Task to complete = Retype all of the listing exactly, passing over any picture you find.

[Recorded data]
========
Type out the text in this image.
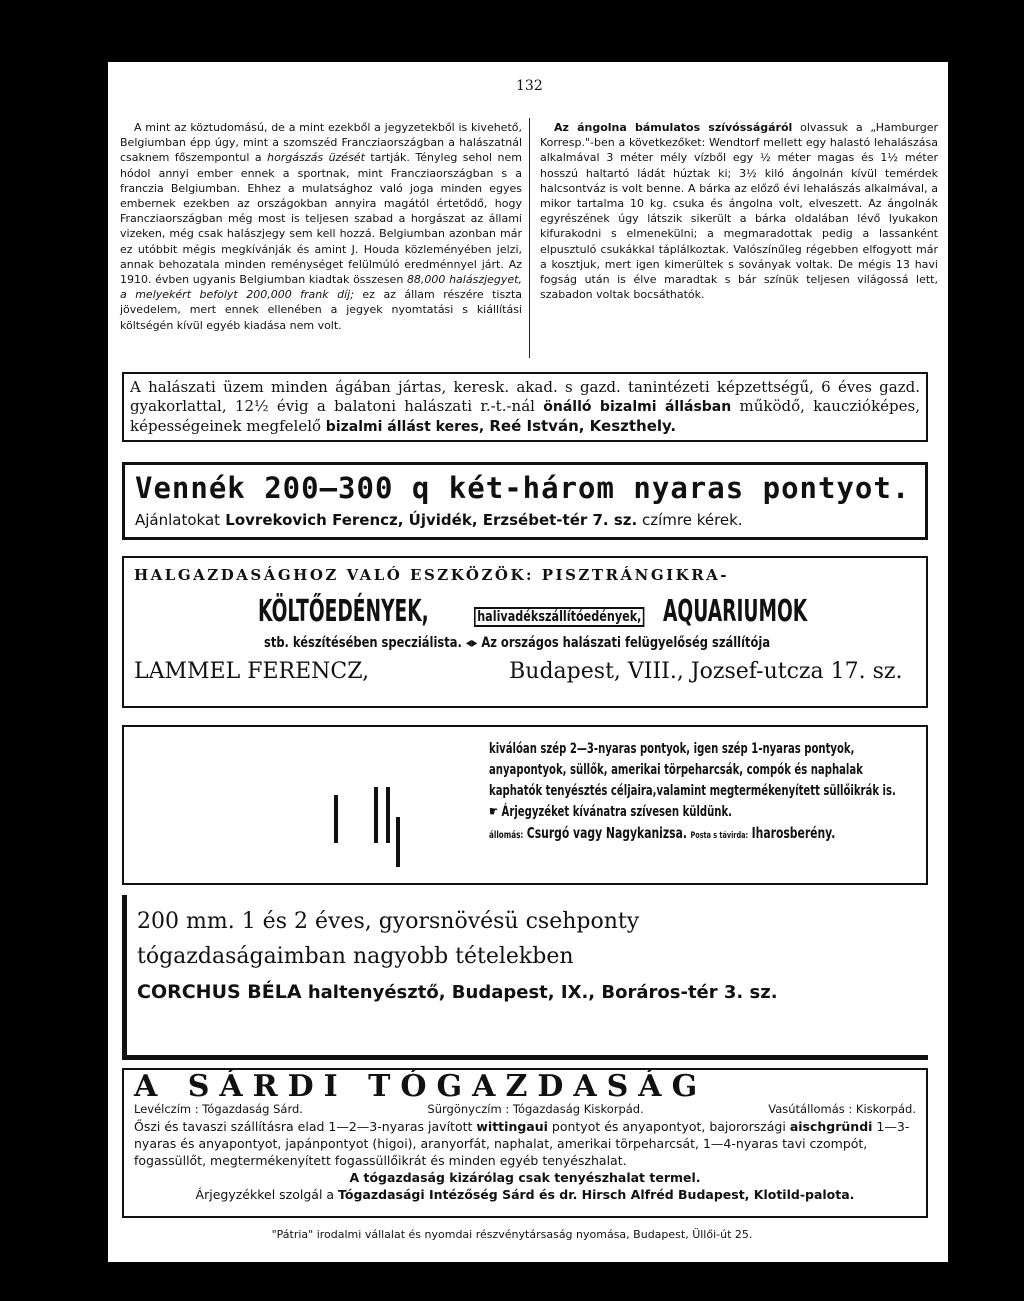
132

A mint az köztudomású, de a mint ezekből a jegyzetekből is kivehető, Belgiumban épp úgy, mint a szomszéd Francziaországban a halászatnál csaknem főszempontul a horgászás üzését tartják. Tényleg sehol nem hódol annyi ember ennek a sportnak, mint Francziaországban s a franczia Belgiumban. Ehhez a mulatsághoz való joga minden egyes embernek ezekben az országokban annyira magától értetődő, hogy Francziaországban még most is teljesen szabad a horgászat az állami vizeken, még csak halászjegy sem kell hozzá. Belgiumban azonban már ez utóbbit mégis megkívánják és amint J. Houda közleményében jelzi, annak behozatala minden reménységet felülmúló eredménnyel járt. Az 1910. évben ugyanis Belgiumban kiadtak összesen 88,000 halászjegyet, a melyekért befolyt 200,000 frank díj; ez az állam részére tiszta jövedelem, mert ennek ellenében a jegyek nyomtatási s kiállítási költségén kívül egyéb kiadása nem volt.

Az ángolna bámulatos szívósságáról olvassuk a „Hamburger Korresp."-ben a következőket: Wendtorf mellett egy halastó lehalászása alkalmával 3 méter mély vízből egy ½ méter magas és 1½ méter hosszú haltartó ládát húztak ki; 3½ kiló ángolnán kívül temérdek halcsontváz is volt benne. A bárka az előző évi lehalászás alkalmával, a mikor tartalma 10 kg. csuka és ángolna volt, elveszett. Az ángolnák egyrészének úgy látszik sikerült a bárka oldalában lévő lyukakon kifurakodni s elmenekülni; a megmaradottak pedig a lassanként elpusztuló csukákkal táplálkoztak. Valószínűleg régebben elfogyott már a kosztjuk, mert igen kimerültek s soványak voltak. De mégis 13 havi fogság után is élve maradtak s bár színük teljesen világossá lett, szabadon voltak bocsáthatók.

A halászati üzem minden ágában jártas, keresk. akad. s gazd. tanintézeti képzettségű, 6 éves gazd. gyakorlattal, 12½ évig a balatoni halászati r.-t.-nál önálló bizalmi állásban működő, kauczióképes, képességeinek megfelelő bizalmi állást keres, Reé István, Keszthely.
Vennék 200—300 q két-három nyaras pontyot.
Ajánlatokat Lovrekovich Ferencz, Újvidék, Erzsébet-tér 7. sz. czímre kérek.
HALGAZDASÁGHOZ VALÓ ESZKÖZÖK: PISZTRÁNGIKRA-
KÖLTŐEDÉNYEK,	halivadékszállítóedények, AQUARIUMOK
stb. készítésében specziálista. ◂▸ Az országos halászati felügyelőség szállítója
LAMMEL FERENCZ,	Budapest, VIII., Jozsef-utcza 17. sz.
kiválóan szép 2—3-nyaras pontyok, igen szép 1-nyaras pontyok,
anyapontyok, süllők, amerikai törpeharcsák, compók és naphalak
kaphatók tenyésztés céljaira,valamint megtermékenyített süllőikrák is.
☛ Árjegyzéket kívánatra szívesen küldünk.
állomás: Csurgó vagy Nagykanizsa. Posta s távirda: Iharosberény.
200 mm. 1 és 2 éves, gyorsnövésü csehponty
tógazdaságaimban nagyobb tételekben
CORCHUS BÉLA haltenyésztő, Budapest, IX., Boráros-tér 3. sz.
A SÁRDI TÓGAZDASÁG
Levélczím : Tógazdaság Sárd.	Sürgönyczím : Tógazdaság Kiskorpád.	Vasútállomás : Kiskorpád.
Őszi és tavaszi szállításra elad 1—2—3-nyaras javított wittingaui pontyot és anyapontyot, bajorországi aischgründi 1—3-nyaras és anyapontyot, japánpontyot (higoi), aranyorfát, naphalat, amerikai törpeharcsát, 1—4-nyaras tavi czompót, fogassüllőt, megtermékenyített fogassüllőikrát és minden egyéb tenyészhalat.
A tógazdaság kizárólag csak tenyészhalat termel.
Árjegyzékkel szolgál a Tógazdasági Intézőség Sárd és dr. Hirsch Alfréd Budapest, Klotild-palota.
"Pátria" irodalmi vállalat és nyomdai részvénytársaság nyomása, Budapest, Üllői-út 25.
========
Exercise answer =
Type out the text in this image.
132

A mint az köztudomású, de a mint ezekből a jegyzetekből is kivehető, Belgiumban épp úgy, mint a szomszéd Francziaországban a halászatnál csaknem főszempontul a horgászás üzését tartják. Tényleg sehol nem hódol annyi ember ennek a sportnak, mint Francziaországban s a franczia Belgiumban. Ehhez a mulatsághoz való joga minden egyes embernek ezekben az országokban annyira magától értetődő, hogy Francziaországban még most is teljesen szabad a horgászat az állami vizeken, még csak halászjegy sem kell hozzá. Belgiumban azonban már ez utóbbit mégis megkívánják és amint J. Houda közleményében jelzi, annak behozatala minden reménységet felülmúló eredménnyel járt. Az 1910. évben ugyanis Belgiumban kiadtak összesen 88,000 halászjegyet, a melyekért befolyt 200,000 frank díj; ez az állam részére tiszta jövedelem, mert ennek ellenében a jegyek nyomtatási s kiállítási költségén kívül egyéb kiadása nem volt.

Az ángolna bámulatos szívósságáról olvassuk a „Hamburger Korresp."-ben a következőket: Wendtorf mellett egy halastó lehalászása alkalmával 3 méter mély vízből egy ½ méter magas és 1½ méter hosszú haltartó ládát húztak ki; 3½ kiló ángolnán kívül temérdek halcsontváz is volt benne. A bárka az előző évi lehalászás alkalmával, a mikor tartalma 10 kg. csuka és ángolna volt, elveszett. Az ángolnák egyrészének úgy látszik sikerült a bárka oldalában lévő lyukakon kifurakodni s elmenekülni; a megmaradottak pedig a lassanként elpusztuló csukákkal táplálkoztak. Valószínűleg régebben elfogyott már a kosztjuk, mert igen kimerültek s soványak voltak. De mégis 13 havi fogság után is élve maradtak s bár színük teljesen világossá lett, szabadon voltak bocsáthatók.

A halászati üzem minden ágában jártas, keresk. akad. s gazd. tanintézeti képzettségű, 6 éves gazd. gyakorlattal, 12½ évig a balatoni halászati r.-t.-nál önálló bizalmi állásban működő, kauczióképes, képességeinek megfelelő bizalmi állást keres, Reé István, Keszthely.
Vennék 200—300 q két-három nyaras pontyot.
Ajánlatokat Lovrekovich Ferencz, Újvidék, Erzsébet-tér 7. sz. czímre kérek.
HALGAZDASÁGHOZ VALÓ ESZKÖZÖK: PISZTRÁNGIKRA-
KÖLTŐEDÉNYEK,	halivadékszállítóedények, AQUARIUMOK
stb. készítésében specziálista. ◂▸ Az országos halászati felügyelőség szállítója
LAMMEL FERENCZ,	Budapest, VIII., Jozsef-utcza 17. sz.
kiválóan szép 2—3-nyaras pontyok, igen szép 1-nyaras pontyok,
anyapontyok, süllők, amerikai törpeharcsák, compók és naphalak
kaphatók tenyésztés céljaira,valamint megtermékenyített süllőikrák is.
☛ Árjegyzéket kívánatra szívesen küldünk.
állomás: Csurgó vagy Nagykanizsa. Posta s távirda: Iharosberény.
200 mm. 1 és 2 éves, gyorsnövésü csehponty
tógazdaságaimban nagyobb tételekben
CORCHUS BÉLA haltenyésztő, Budapest, IX., Boráros-tér 3. sz.
A SÁRDI TÓGAZDASÁG
Levélczím : Tógazdaság Sárd.	Sürgönyczím : Tógazdaság Kiskorpád.	Vasútállomás : Kiskorpád.
Őszi és tavaszi szállításra elad 1—2—3-nyaras javított wittingaui pontyot és anyapontyot, bajorországi aischgründi 1—3-nyaras és anyapontyot, japánpontyot (higoi), aranyorfát, naphalat, amerikai törpeharcsát, 1—4-nyaras tavi czompót, fogassüllőt, megtermékenyített fogassüllőikrát és minden egyéb tenyészhalat.
A tógazdaság kizárólag csak tenyészhalat termel.
Árjegyzékkel szolgál a Tógazdasági Intézőség Sárd és dr. Hirsch Alfréd Budapest, Klotild-palota.
"Pátria" irodalmi vállalat és nyomdai részvénytársaság nyomása, Budapest, Üllői-út 25.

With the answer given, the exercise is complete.